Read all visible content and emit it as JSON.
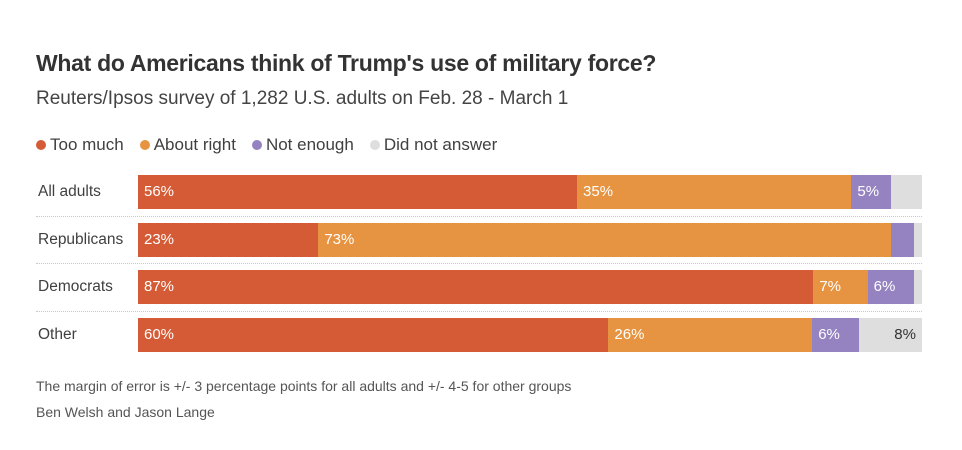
{
  "chart_data": {
    "type": "bar",
    "orientation": "horizontal",
    "stacked": true,
    "title": "What do Americans think of Trump's use of military force?",
    "subtitle": "Reuters/Ipsos survey of 1,282 U.S. adults on Feb. 28 - March 1",
    "xlabel": "",
    "ylabel": "",
    "xlim": [
      0,
      100
    ],
    "legend_position": "top-left",
    "categories": [
      "All adults",
      "Republicans",
      "Democrats",
      "Other"
    ],
    "series": [
      {
        "name": "Too much",
        "color": "#d45b36",
        "text_color": "#ffffff",
        "values": [
          56,
          23,
          87,
          60
        ],
        "labels": [
          "56%",
          "23%",
          "87%",
          "60%"
        ]
      },
      {
        "name": "About right",
        "color": "#e69441",
        "text_color": "#ffffff",
        "values": [
          35,
          73,
          7,
          26
        ],
        "labels": [
          "35%",
          "73%",
          "7%",
          "26%"
        ]
      },
      {
        "name": "Not enough",
        "color": "#9483c0",
        "text_color": "#ffffff",
        "values": [
          5,
          3,
          6,
          6
        ],
        "labels": [
          "5%",
          "",
          "6%",
          "6%"
        ]
      },
      {
        "name": "Did not answer",
        "color": "#dedede",
        "text_color": "#333333",
        "values": [
          4,
          1,
          1,
          8
        ],
        "labels": [
          "",
          "",
          "",
          "8%"
        ]
      }
    ]
  },
  "footer": {
    "note": "The margin of error is +/- 3 percentage points for all adults and +/- 4-5 for other groups",
    "byline": "Ben Welsh and Jason Lange"
  }
}
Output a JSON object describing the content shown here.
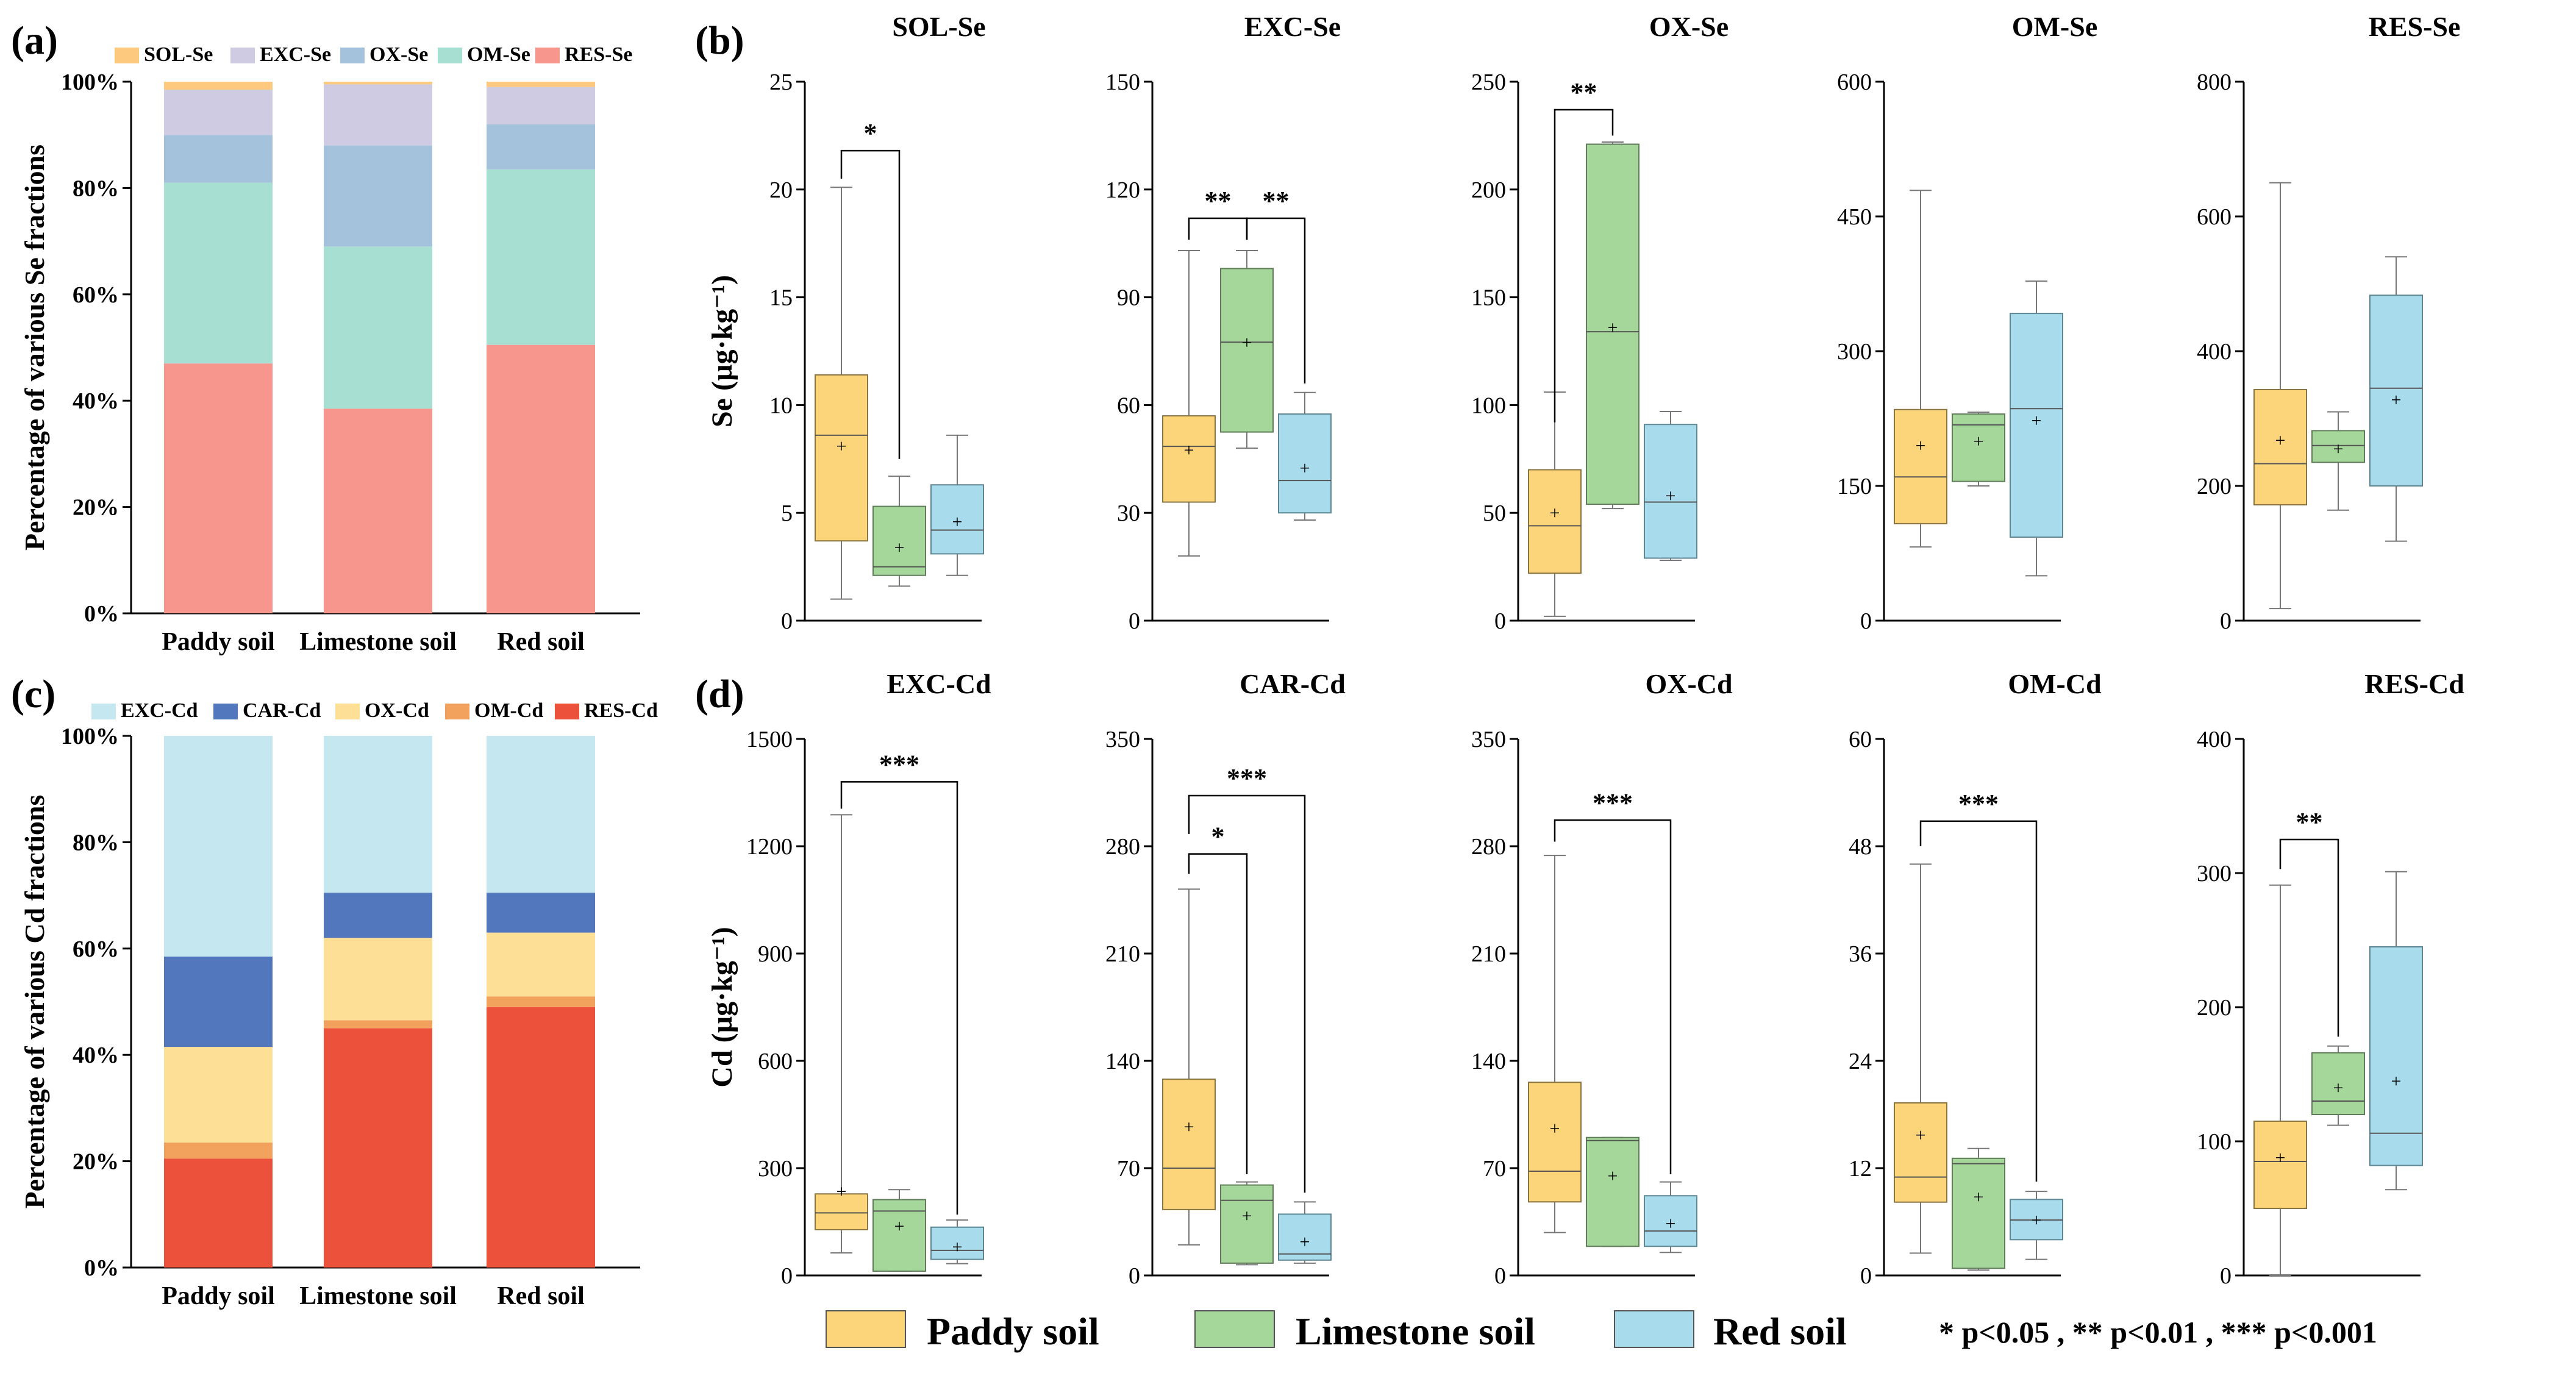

☆ ☆ ☆ ☆ ☆

● **REQUIRED TASK**
Show the lines of the data that hold the word "name".

● **TASK OUTPUT**
        "name": "Too much",
        "name": "About right",
        "name": "Not enough",
        "name": "Did not answer",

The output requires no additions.